- **Given request**
Transcribe all of the material exactly.

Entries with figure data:
______

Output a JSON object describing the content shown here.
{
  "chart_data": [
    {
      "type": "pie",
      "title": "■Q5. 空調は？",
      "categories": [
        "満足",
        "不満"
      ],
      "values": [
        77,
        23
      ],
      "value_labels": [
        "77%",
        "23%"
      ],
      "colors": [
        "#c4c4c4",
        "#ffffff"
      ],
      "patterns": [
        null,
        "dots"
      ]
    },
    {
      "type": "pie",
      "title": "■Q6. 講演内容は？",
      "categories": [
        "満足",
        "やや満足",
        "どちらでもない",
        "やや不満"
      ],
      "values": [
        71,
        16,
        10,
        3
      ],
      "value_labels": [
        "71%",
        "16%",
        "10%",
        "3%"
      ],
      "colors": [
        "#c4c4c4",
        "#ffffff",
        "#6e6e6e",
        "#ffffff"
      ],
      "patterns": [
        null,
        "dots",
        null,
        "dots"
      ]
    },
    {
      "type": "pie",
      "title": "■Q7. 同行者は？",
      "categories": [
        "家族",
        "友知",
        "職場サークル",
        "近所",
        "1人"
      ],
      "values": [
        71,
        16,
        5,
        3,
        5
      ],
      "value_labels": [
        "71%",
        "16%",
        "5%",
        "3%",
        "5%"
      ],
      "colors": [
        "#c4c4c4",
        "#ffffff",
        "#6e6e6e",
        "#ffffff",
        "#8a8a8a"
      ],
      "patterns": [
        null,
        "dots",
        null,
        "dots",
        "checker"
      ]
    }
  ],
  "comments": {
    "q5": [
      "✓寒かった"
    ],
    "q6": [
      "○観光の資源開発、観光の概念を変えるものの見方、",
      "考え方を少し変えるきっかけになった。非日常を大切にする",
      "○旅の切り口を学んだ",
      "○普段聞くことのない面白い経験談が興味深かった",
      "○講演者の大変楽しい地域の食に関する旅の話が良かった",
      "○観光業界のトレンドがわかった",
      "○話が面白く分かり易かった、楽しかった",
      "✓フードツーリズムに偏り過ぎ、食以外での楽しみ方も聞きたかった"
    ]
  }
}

______

- **Exercise output**
Output a JSON object describing the content shown here.
{
  "chart_data": [
    {
      "type": "pie",
      "title": "■Q5. 空調は？",
      "categories": [
        "満足",
        "不満"
      ],
      "values": [
        77,
        23
      ],
      "value_labels": [
        "77%",
        "23%"
      ],
      "colors": [
        "#c4c4c4",
        "#ffffff"
      ],
      "patterns": [
        null,
        "dots"
      ]
    },
    {
      "type": "pie",
      "title": "■Q6. 講演内容は？",
      "categories": [
        "満足",
        "やや満足",
        "どちらでもない",
        "やや不満"
      ],
      "values": [
        71,
        16,
        10,
        3
      ],
      "value_labels": [
        "71%",
        "16%",
        "10%",
        "3%"
      ],
      "colors": [
        "#c4c4c4",
        "#ffffff",
        "#6e6e6e",
        "#ffffff"
      ],
      "patterns": [
        null,
        "dots",
        null,
        "dots"
      ]
    },
    {
      "type": "pie",
      "title": "■Q7. 同行者は？",
      "categories": [
        "家族",
        "友知",
        "職場サークル",
        "近所",
        "1人"
      ],
      "values": [
        71,
        16,
        5,
        3,
        5
      ],
      "value_labels": [
        "71%",
        "16%",
        "5%",
        "3%",
        "5%"
      ],
      "colors": [
        "#c4c4c4",
        "#ffffff",
        "#6e6e6e",
        "#ffffff",
        "#8a8a8a"
      ],
      "patterns": [
        null,
        "dots",
        null,
        "dots",
        "checker"
      ]
    }
  ],
  "comments": {
    "q5": [
      "✓寒かった"
    ],
    "q6": [
      "○観光の資源開発、観光の概念を変えるものの見方、",
      "考え方を少し変えるきっかけになった。非日常を大切にする",
      "○旅の切り口を学んだ",
      "○普段聞くことのない面白い経験談が興味深かった",
      "○講演者の大変楽しい地域の食に関する旅の話が良かった",
      "○観光業界のトレンドがわかった",
      "○話が面白く分かり易かった、楽しかった",
      "✓フードツーリズムに偏り過ぎ、食以外での楽しみ方も聞きたかった"
    ]
  }
}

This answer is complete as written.